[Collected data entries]
==============================
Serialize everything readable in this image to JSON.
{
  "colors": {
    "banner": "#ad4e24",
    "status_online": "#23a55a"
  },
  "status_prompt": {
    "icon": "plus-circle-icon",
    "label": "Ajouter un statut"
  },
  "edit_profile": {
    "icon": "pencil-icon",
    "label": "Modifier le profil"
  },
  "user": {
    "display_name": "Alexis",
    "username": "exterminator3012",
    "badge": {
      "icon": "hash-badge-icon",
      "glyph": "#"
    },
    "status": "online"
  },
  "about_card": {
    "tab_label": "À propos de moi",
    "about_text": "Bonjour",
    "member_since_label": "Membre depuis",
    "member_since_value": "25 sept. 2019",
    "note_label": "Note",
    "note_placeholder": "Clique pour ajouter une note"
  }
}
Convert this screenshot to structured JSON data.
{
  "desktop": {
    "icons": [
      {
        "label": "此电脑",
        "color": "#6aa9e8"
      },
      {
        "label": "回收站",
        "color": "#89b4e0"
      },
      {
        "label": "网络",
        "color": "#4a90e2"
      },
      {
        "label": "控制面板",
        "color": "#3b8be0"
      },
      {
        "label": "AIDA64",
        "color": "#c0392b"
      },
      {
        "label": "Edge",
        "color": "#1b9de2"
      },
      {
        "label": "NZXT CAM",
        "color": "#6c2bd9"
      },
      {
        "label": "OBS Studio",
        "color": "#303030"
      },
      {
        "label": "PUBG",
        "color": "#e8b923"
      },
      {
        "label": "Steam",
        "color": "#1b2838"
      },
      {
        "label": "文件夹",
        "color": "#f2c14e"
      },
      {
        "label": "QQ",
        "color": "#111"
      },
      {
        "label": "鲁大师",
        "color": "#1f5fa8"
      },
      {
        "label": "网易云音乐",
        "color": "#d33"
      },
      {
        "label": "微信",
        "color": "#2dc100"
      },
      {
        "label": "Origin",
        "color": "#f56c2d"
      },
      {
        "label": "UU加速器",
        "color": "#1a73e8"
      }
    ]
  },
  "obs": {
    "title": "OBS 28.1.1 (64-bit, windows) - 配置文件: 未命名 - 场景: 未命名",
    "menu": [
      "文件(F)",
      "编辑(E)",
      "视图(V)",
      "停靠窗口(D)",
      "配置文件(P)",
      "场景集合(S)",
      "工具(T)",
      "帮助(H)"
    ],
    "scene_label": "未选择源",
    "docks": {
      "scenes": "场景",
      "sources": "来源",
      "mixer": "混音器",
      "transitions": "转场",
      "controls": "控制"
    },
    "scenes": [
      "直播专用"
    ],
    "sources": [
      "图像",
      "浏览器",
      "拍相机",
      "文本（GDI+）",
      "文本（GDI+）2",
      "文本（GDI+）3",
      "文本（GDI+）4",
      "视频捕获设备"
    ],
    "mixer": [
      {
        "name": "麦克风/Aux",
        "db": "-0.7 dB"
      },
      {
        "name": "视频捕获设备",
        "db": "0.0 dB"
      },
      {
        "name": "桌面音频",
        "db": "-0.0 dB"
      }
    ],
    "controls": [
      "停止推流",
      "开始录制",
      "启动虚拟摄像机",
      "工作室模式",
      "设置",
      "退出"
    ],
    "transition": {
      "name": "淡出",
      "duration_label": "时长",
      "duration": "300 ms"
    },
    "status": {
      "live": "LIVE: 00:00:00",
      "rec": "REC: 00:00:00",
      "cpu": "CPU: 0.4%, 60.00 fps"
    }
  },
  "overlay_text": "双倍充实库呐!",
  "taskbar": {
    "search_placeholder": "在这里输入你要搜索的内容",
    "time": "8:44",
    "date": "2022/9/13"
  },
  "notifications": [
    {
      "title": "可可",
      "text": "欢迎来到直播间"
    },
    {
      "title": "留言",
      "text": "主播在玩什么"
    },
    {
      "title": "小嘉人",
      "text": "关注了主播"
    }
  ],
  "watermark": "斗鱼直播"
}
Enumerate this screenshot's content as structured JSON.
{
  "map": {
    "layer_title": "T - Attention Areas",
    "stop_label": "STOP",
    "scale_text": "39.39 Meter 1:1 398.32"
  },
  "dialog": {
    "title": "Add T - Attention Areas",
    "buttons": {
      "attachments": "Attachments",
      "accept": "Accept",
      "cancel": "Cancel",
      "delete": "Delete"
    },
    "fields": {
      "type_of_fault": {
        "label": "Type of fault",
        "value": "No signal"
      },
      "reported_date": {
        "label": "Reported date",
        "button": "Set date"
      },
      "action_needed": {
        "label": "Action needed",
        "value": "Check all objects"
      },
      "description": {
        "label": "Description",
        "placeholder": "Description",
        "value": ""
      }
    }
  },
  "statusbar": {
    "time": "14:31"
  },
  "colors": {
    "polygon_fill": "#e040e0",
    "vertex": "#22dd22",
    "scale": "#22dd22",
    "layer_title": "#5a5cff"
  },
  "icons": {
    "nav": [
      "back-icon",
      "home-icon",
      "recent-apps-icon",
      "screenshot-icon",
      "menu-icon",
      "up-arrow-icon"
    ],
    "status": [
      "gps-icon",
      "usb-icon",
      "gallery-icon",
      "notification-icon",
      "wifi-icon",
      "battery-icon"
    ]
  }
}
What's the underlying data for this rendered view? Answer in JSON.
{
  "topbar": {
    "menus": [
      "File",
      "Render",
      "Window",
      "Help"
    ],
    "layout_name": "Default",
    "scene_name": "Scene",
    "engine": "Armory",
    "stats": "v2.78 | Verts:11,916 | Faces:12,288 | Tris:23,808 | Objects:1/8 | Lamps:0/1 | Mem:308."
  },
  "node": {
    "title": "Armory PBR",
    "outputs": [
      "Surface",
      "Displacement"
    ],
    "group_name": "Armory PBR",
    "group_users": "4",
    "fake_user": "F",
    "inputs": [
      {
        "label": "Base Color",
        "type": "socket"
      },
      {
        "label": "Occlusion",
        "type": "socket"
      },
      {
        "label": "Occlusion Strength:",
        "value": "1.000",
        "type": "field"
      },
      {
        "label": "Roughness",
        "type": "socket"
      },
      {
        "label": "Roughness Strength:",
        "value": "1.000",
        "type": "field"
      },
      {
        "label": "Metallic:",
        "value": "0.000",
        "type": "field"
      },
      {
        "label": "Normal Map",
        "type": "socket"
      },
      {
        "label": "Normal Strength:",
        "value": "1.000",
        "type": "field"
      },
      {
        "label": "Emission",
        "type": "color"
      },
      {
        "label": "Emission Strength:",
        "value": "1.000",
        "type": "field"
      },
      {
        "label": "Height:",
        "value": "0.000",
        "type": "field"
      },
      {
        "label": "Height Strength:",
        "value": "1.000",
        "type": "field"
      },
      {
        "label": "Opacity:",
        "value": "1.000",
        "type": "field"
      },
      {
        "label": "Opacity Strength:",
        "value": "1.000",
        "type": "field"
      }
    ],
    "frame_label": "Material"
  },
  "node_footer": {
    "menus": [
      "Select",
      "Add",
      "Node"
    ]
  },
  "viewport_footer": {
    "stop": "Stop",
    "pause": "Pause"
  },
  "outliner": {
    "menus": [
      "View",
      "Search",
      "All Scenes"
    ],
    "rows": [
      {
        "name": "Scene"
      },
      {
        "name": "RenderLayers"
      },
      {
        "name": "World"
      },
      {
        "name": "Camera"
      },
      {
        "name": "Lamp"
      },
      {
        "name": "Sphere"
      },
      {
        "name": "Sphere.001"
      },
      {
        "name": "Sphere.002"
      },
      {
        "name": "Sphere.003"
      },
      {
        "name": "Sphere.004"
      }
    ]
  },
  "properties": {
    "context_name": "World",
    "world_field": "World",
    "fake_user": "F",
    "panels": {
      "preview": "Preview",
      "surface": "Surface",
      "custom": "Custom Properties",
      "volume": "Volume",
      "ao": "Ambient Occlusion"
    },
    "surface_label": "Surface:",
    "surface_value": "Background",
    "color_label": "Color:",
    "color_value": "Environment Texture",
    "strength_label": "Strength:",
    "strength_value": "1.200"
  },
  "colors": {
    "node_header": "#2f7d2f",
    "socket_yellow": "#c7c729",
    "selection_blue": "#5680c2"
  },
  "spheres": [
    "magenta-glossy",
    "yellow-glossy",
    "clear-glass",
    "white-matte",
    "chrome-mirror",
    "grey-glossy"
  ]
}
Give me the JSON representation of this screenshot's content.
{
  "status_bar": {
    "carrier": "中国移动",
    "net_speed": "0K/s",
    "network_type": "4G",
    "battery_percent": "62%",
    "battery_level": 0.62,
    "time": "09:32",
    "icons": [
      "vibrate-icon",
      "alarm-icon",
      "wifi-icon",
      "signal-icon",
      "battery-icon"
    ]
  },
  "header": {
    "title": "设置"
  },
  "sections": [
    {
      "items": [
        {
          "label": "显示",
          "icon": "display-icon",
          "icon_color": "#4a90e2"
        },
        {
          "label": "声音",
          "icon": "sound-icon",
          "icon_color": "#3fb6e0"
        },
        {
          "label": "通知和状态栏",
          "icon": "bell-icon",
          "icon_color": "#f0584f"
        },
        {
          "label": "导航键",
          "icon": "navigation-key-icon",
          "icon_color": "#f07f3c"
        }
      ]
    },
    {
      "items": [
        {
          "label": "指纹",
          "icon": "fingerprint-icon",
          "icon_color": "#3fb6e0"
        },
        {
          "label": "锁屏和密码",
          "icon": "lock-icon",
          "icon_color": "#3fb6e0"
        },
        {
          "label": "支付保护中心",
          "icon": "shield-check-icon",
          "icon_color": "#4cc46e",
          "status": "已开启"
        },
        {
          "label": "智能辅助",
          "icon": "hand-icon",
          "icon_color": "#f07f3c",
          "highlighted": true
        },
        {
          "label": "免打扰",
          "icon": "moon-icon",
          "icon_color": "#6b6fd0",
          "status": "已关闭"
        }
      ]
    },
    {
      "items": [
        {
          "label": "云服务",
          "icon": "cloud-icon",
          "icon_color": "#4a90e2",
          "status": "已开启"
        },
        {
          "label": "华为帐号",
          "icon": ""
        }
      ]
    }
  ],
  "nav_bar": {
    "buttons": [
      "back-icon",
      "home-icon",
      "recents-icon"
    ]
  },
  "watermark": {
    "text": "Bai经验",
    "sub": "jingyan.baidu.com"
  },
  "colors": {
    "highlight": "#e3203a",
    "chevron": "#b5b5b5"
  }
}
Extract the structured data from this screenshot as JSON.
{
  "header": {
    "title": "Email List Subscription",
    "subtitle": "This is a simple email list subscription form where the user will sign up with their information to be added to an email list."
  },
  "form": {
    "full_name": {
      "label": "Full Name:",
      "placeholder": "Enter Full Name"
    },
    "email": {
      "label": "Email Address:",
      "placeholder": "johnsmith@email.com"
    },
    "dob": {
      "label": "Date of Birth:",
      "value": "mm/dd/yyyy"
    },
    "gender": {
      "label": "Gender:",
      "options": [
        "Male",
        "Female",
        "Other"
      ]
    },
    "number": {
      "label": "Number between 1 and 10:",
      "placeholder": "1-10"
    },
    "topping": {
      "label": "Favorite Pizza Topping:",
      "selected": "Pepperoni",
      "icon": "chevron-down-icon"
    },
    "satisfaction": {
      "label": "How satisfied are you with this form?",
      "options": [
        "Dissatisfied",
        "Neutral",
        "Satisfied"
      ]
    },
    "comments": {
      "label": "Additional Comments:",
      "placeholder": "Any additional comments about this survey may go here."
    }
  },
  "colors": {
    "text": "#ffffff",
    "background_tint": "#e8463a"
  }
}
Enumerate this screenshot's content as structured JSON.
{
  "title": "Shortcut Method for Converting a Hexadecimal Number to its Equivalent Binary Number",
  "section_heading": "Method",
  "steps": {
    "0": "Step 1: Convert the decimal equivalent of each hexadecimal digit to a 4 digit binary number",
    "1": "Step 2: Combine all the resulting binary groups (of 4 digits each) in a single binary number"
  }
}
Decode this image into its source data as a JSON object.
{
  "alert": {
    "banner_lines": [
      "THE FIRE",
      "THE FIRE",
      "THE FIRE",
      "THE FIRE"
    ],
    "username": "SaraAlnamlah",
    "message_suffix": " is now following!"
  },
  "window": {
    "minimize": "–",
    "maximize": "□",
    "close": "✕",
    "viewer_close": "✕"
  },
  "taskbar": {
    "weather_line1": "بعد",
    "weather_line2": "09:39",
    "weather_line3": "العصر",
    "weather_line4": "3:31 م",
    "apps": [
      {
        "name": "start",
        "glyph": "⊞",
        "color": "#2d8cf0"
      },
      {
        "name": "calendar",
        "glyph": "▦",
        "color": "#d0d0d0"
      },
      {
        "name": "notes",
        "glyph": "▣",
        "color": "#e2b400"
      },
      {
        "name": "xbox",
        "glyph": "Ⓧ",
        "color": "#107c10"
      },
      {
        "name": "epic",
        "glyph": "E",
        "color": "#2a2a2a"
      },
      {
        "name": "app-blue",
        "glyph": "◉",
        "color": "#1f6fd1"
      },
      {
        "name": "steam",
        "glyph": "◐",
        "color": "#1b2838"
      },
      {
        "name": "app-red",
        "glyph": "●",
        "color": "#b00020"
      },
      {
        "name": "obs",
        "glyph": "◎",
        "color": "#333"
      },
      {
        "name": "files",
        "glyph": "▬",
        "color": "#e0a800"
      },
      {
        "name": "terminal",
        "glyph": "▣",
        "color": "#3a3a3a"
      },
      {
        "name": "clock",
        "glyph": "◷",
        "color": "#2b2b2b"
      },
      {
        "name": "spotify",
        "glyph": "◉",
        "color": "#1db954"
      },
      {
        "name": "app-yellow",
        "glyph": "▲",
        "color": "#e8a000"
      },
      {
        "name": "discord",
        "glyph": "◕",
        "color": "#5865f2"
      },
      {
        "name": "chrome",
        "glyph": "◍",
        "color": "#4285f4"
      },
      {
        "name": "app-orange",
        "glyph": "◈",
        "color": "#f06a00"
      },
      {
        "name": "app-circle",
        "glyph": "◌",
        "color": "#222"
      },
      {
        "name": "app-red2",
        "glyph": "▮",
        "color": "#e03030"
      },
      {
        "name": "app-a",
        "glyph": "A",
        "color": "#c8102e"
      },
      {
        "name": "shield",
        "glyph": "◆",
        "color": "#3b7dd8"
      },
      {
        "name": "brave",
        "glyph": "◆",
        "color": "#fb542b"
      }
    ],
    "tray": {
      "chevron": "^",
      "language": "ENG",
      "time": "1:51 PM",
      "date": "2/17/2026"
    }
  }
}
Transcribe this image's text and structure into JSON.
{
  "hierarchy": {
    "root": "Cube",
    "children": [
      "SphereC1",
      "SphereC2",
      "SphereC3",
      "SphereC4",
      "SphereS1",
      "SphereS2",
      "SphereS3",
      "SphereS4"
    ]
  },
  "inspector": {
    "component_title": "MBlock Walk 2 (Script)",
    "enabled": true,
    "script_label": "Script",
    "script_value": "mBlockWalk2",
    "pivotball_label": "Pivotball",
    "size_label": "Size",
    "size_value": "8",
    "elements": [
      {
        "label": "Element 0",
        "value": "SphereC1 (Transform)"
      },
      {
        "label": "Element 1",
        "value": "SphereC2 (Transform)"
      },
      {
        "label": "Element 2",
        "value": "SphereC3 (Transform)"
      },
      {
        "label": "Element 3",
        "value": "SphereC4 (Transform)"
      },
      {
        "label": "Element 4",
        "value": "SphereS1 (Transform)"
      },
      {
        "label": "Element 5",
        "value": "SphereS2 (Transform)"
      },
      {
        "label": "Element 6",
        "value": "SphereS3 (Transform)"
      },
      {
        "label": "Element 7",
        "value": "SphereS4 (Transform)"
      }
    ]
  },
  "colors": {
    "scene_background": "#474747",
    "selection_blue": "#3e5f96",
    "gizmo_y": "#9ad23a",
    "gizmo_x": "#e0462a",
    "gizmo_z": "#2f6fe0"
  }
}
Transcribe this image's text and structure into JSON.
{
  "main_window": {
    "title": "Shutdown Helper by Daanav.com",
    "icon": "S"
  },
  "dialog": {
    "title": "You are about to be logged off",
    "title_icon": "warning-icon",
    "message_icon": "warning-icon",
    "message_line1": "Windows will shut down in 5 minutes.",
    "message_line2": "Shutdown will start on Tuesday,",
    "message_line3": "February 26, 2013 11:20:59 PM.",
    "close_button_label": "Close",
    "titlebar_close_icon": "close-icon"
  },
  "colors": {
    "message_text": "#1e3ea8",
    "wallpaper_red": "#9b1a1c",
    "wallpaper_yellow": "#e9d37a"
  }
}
==============================
▶ [STATED EXERCISE] Extract all lines of the records above that include "warning".

▶ [EXPECTED OUTPUT]
    "title_icon": "warning-icon",
    "message_icon": "warning-icon",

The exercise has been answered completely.